— INSTRUCTIONS TO FOLLOW —
Rewrite the lines from the one with "Localize all elements." through the one with "svg-text:10: 10 bbox=[610, 386, 636, 412]", swapping "Output format" for "Response format" and changing nothing else. Give only those lines.

— RECORD LIST —
____________________
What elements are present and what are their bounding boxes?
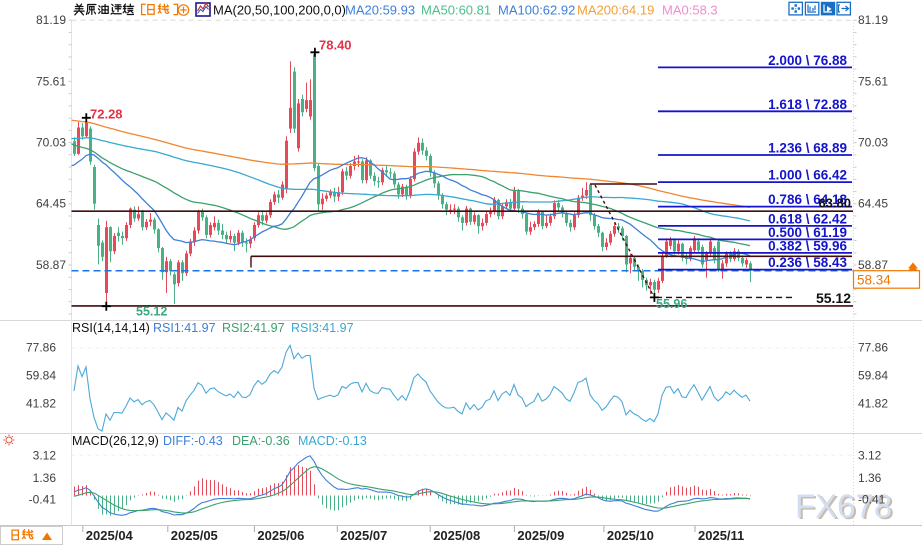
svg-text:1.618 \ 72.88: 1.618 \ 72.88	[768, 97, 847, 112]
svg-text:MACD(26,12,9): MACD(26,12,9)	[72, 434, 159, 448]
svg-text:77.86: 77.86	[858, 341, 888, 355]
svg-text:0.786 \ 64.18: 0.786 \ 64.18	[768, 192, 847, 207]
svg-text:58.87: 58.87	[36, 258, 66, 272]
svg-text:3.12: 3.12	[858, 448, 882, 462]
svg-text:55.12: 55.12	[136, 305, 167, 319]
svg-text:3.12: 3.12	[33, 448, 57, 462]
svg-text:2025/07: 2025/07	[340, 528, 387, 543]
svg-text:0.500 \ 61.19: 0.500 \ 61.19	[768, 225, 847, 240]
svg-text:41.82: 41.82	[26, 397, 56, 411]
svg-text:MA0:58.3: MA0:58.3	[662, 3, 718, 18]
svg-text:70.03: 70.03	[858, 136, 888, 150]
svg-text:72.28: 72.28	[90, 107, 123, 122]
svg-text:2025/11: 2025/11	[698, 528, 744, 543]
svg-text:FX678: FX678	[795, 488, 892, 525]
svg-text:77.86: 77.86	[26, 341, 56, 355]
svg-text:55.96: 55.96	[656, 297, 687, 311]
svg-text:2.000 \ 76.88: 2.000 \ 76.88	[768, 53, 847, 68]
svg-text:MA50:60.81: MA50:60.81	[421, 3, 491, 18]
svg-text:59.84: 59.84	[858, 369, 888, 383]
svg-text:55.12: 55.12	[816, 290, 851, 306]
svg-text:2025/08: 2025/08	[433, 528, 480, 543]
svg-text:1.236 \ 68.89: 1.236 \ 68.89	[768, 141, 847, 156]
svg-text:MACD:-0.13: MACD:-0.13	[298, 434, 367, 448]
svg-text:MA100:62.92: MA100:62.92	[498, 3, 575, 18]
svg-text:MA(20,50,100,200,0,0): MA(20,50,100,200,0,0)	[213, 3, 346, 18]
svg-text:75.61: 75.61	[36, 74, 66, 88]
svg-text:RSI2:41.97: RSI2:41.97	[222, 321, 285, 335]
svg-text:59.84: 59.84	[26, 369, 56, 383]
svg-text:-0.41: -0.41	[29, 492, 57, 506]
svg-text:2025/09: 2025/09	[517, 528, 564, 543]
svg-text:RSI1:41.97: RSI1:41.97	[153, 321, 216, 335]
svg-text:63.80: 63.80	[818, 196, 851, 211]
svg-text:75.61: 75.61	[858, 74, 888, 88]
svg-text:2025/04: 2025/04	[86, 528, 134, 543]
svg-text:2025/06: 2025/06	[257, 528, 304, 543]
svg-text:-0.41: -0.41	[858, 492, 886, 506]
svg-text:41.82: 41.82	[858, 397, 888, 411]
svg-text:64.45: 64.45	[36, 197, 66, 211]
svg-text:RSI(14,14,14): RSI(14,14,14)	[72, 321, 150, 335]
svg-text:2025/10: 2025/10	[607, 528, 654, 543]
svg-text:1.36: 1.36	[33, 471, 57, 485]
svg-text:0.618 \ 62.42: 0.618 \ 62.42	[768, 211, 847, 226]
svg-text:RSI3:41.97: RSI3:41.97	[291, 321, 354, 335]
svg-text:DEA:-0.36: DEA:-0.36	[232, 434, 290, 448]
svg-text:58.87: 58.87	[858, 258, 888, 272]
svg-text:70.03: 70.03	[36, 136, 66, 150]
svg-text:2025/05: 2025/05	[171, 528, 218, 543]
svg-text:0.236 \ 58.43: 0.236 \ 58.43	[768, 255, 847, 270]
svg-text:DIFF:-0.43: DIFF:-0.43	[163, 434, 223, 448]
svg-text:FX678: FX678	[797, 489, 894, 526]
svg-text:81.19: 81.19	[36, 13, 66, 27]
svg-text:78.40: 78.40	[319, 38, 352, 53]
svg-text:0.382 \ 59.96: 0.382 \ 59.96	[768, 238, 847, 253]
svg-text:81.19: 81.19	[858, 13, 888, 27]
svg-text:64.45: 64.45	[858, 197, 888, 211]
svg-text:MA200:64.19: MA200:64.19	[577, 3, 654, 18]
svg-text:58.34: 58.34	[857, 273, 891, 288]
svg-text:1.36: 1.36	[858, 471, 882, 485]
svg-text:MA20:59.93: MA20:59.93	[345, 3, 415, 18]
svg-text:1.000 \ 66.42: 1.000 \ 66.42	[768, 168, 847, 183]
____________________
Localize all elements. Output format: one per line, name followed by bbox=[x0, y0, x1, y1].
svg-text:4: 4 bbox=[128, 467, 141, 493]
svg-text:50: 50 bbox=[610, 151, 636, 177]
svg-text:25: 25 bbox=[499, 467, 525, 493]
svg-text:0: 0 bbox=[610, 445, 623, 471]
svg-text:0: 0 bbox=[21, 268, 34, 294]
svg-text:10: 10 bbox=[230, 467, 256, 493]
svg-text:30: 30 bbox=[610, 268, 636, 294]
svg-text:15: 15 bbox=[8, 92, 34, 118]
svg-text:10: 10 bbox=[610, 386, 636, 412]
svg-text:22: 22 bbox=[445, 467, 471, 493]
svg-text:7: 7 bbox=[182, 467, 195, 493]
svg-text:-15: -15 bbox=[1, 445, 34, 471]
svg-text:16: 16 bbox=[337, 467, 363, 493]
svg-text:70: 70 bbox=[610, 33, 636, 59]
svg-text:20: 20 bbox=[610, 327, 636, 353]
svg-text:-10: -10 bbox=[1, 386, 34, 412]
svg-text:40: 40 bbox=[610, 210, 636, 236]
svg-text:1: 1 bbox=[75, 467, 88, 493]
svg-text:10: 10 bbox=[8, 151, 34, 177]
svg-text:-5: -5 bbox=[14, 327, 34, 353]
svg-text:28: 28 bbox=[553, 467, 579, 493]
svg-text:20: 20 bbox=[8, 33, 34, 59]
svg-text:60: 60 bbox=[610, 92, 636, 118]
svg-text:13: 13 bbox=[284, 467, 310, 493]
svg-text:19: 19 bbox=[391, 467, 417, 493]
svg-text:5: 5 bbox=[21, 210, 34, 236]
____________________
— RESULT —
Localize all elements. Response format: one per line, name followed by bbox=[x0, y0, x1, y1].
svg-text:4: 4 bbox=[128, 467, 141, 493]
svg-text:50: 50 bbox=[610, 151, 636, 177]
svg-text:25: 25 bbox=[499, 467, 525, 493]
svg-text:0: 0 bbox=[610, 445, 623, 471]
svg-text:0: 0 bbox=[21, 268, 34, 294]
svg-text:10: 10 bbox=[230, 467, 256, 493]
svg-text:30: 30 bbox=[610, 268, 636, 294]
svg-text:15: 15 bbox=[8, 92, 34, 118]
svg-text:10: 10 bbox=[610, 386, 636, 412]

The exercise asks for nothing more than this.